What the task requires :: Copy the lines holding the word "Schuppen", all of them.
(begin)
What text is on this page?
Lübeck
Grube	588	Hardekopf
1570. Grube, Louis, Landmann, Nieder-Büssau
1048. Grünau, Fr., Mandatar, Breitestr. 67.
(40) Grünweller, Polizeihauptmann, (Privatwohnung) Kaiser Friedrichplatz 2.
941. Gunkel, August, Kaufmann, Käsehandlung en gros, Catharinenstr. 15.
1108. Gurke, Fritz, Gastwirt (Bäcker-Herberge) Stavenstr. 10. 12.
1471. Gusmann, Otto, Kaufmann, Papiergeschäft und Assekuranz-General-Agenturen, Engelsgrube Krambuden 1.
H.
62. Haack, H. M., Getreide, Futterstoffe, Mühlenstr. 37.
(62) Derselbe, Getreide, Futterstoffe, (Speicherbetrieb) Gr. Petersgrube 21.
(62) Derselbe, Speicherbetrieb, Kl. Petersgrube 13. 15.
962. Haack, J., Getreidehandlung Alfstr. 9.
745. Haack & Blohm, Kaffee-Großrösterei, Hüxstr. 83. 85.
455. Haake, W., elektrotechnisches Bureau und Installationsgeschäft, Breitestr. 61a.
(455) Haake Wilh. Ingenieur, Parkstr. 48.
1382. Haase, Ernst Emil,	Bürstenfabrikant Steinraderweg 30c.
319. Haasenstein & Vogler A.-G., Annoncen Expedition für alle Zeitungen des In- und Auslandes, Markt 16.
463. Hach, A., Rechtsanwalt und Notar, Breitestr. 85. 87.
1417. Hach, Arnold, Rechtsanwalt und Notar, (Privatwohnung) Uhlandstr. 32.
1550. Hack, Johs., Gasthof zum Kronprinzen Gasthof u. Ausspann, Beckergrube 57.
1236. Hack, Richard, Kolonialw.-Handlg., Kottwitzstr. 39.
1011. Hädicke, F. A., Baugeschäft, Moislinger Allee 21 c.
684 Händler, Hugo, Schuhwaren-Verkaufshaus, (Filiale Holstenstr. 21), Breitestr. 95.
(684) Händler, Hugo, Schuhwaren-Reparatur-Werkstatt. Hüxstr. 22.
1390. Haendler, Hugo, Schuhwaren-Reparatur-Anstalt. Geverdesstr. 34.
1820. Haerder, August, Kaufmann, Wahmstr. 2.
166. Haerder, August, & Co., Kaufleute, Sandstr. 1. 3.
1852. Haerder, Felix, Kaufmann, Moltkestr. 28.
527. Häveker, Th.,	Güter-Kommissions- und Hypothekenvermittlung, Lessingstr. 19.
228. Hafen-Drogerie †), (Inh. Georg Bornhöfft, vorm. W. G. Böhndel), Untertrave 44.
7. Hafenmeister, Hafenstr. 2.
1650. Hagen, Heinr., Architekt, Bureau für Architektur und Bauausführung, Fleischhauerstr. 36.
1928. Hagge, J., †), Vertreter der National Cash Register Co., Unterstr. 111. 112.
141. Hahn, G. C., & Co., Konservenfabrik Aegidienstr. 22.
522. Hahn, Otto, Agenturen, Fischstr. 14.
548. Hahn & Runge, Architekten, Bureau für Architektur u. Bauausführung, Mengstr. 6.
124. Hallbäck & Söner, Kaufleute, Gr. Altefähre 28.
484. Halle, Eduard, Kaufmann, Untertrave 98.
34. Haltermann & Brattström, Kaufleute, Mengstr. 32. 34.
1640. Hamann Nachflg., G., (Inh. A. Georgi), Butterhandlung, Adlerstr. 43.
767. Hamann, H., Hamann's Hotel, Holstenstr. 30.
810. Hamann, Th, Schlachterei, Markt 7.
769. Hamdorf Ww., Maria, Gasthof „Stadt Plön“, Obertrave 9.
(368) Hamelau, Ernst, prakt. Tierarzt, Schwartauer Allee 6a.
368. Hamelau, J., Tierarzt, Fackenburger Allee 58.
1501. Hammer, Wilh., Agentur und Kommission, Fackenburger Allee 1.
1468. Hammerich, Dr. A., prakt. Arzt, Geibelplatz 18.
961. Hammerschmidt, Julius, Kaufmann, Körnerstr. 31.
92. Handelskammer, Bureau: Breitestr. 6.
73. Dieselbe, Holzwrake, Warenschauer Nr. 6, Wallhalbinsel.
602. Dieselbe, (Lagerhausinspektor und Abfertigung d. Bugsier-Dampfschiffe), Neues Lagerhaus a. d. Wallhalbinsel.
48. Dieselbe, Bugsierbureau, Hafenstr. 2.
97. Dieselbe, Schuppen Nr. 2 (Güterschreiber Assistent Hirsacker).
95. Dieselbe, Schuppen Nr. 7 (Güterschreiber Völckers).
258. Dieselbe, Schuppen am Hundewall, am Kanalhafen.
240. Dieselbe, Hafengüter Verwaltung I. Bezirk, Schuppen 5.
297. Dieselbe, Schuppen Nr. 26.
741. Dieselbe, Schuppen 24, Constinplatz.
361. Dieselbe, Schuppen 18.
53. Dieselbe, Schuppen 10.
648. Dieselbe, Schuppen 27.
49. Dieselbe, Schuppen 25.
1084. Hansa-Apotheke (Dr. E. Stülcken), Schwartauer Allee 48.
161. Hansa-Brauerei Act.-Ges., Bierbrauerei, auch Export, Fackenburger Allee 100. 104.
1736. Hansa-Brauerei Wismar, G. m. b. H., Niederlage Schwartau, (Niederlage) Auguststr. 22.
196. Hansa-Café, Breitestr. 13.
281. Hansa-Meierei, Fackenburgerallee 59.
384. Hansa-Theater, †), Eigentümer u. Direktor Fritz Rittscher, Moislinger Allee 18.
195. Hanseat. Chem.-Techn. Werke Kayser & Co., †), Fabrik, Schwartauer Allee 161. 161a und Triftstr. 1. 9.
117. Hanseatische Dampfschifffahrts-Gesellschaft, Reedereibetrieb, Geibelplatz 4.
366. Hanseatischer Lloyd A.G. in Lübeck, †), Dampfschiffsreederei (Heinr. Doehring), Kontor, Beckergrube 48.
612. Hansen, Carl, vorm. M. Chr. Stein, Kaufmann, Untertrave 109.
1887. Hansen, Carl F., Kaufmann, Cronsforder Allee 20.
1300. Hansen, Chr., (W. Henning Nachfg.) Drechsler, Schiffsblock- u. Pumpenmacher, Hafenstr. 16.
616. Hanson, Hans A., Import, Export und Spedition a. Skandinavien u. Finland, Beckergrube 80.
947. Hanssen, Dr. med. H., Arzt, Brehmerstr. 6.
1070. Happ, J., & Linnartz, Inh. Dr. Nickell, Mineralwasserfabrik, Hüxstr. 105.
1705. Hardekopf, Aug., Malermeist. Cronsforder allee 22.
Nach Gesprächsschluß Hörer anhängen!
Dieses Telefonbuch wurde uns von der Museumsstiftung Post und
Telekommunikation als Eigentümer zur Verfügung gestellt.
(end)
Right answer ::
97. Dieselbe, Schuppen Nr. 2 (Güterschreiber Assistent Hirsacker).
95. Dieselbe, Schuppen Nr. 7 (Güterschreiber Völckers).
258. Dieselbe, Schuppen am Hundewall, am Kanalhafen.
240. Dieselbe, Hafengüter Verwaltung I. Bezirk, Schuppen 5.
297. Dieselbe, Schuppen Nr. 26.
741. Dieselbe, Schuppen 24, Constinplatz.
361. Dieselbe, Schuppen 18.
53. Dieselbe, Schuppen 10.
648. Dieselbe, Schuppen 27.
49. Dieselbe, Schuppen 25.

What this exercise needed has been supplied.